[Collection entries]
_____

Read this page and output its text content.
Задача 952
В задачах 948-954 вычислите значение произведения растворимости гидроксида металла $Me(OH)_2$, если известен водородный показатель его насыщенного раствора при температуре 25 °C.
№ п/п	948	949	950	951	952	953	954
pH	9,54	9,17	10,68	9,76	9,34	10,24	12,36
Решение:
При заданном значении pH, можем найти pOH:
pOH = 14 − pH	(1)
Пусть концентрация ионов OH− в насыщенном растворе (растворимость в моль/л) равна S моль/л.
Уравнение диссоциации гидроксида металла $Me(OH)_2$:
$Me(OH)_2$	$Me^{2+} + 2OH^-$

_____

EXERCISE
Go through the material and select each line with the string "гидроксида" in it.

COMPLETE OUTPUT
В задачах 948-954 вычислите значение произведения растворимости гидроксида металла $Me(OH)_2$, если известен водородный показатель его насыщенного раствора при температуре 25 °C.
Уравнение диссоциации гидроксида металла $Me(OH)_2$:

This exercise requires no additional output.